Gib alle folgenden Einträge vollständig und Zeichen für Zeichen unverändert wieder.

◆ ◆ ◆ ◆ ◆ ◆ ◆

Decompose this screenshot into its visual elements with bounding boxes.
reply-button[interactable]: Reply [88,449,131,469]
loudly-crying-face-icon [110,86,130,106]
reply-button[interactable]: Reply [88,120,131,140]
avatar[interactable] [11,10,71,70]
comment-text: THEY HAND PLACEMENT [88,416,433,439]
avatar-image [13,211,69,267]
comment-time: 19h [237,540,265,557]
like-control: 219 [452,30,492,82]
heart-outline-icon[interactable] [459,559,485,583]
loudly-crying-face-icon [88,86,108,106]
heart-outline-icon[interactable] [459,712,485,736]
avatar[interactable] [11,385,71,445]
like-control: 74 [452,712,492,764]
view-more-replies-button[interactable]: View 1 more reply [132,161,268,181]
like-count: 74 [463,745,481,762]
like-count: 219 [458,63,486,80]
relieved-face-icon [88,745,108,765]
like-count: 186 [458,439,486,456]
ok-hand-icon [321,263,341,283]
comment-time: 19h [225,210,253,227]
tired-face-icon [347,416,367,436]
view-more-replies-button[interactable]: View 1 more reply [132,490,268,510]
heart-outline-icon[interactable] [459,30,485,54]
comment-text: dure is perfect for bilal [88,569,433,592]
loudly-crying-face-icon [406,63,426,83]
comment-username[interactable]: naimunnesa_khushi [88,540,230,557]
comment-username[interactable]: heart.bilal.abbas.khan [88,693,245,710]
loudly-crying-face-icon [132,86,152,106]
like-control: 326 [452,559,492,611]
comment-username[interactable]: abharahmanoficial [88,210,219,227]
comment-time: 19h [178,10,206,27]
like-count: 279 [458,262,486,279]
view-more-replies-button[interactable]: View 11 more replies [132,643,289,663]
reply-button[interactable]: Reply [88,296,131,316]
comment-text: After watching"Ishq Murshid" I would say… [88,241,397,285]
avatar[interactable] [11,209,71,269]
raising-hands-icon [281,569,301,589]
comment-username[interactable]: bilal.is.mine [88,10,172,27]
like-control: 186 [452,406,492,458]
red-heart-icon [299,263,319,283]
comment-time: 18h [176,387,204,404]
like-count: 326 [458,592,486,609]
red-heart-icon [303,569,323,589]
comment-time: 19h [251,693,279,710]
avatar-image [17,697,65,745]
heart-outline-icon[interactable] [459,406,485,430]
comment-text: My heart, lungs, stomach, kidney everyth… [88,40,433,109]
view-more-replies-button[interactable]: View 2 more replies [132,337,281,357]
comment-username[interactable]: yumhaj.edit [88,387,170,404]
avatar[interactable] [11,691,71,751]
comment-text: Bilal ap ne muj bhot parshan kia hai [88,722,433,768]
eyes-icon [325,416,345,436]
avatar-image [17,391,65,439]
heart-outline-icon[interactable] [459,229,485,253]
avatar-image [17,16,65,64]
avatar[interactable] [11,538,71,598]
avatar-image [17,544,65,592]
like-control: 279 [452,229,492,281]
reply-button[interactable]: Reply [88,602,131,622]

◆ ◆ ◆ ◆ ◆ ◆ ◆

ERGEBNIS DER ÜBUNG
Decompose this screenshot into its visual elements with bounding boxes.
reply-button[interactable]: Reply [88,449,131,469]
loudly-crying-face-icon [110,86,130,106]
reply-button[interactable]: Reply [88,120,131,140]
avatar[interactable] [11,10,71,70]
comment-text: THEY HAND PLACEMENT [88,416,433,439]
avatar-image [13,211,69,267]
comment-time: 19h [237,540,265,557]
like-control: 219 [452,30,492,82]
heart-outline-icon[interactable] [459,559,485,583]
loudly-crying-face-icon [88,86,108,106]
heart-outline-icon[interactable] [459,712,485,736]
avatar[interactable] [11,385,71,445]
like-control: 74 [452,712,492,764]
view-more-replies-button[interactable]: View 1 more reply [132,161,268,181]
like-count: 74 [463,745,481,762]
like-count: 219 [458,63,486,80]
relieved-face-icon [88,745,108,765]
like-count: 186 [458,439,486,456]
ok-hand-icon [321,263,341,283]
comment-time: 19h [225,210,253,227]
tired-face-icon [347,416,367,436]
view-more-replies-button[interactable]: View 1 more reply [132,490,268,510]
heart-outline-icon[interactable] [459,30,485,54]
comment-text: dure is perfect for bilal [88,569,433,592]
loudly-crying-face-icon [406,63,426,83]
comment-username[interactable]: naimunnesa_khushi [88,540,230,557]
comment-username[interactable]: heart.bilal.abbas.khan [88,693,245,710]
loudly-crying-face-icon [132,86,152,106]
like-control: 326 [452,559,492,611]
comment-username[interactable]: abharahmanoficial [88,210,219,227]
comment-time: 19h [178,10,206,27]
like-count: 279 [458,262,486,279]
view-more-replies-button[interactable]: View 11 more replies [132,643,289,663]
reply-button[interactable]: Reply [88,296,131,316]
comment-text: After watching"Ishq Murshid" I would say… [88,241,397,285]
avatar[interactable] [11,209,71,269]
raising-hands-icon [281,569,301,589]
comment-username[interactable]: bilal.is.mine [88,10,172,27]
like-control: 186 [452,406,492,458]
red-heart-icon [299,263,319,283]
comment-time: 18h [176,387,204,404]
like-count: 326 [458,592,486,609]
red-heart-icon [303,569,323,589]
comment-time: 19h [251,693,279,710]
avatar-image [17,697,65,745]
heart-outline-icon[interactable] [459,406,485,430]
comment-text: My heart, lungs, stomach, kidney everyth… [88,40,433,109]
view-more-replies-button[interactable]: View 2 more replies [132,337,281,357]
comment-username[interactable]: yumhaj.edit [88,387,170,404]
avatar[interactable] [11,691,71,751]
comment-text: Bilal ap ne muj bhot parshan kia hai [88,722,433,768]
eyes-icon [325,416,345,436]
avatar-image [17,391,65,439]
heart-outline-icon[interactable] [459,229,485,253]
avatar-image [17,16,65,64]
avatar[interactable] [11,538,71,598]
avatar-image [17,544,65,592]
like-control: 279 [452,229,492,281]
reply-button[interactable]: Reply [88,602,131,622]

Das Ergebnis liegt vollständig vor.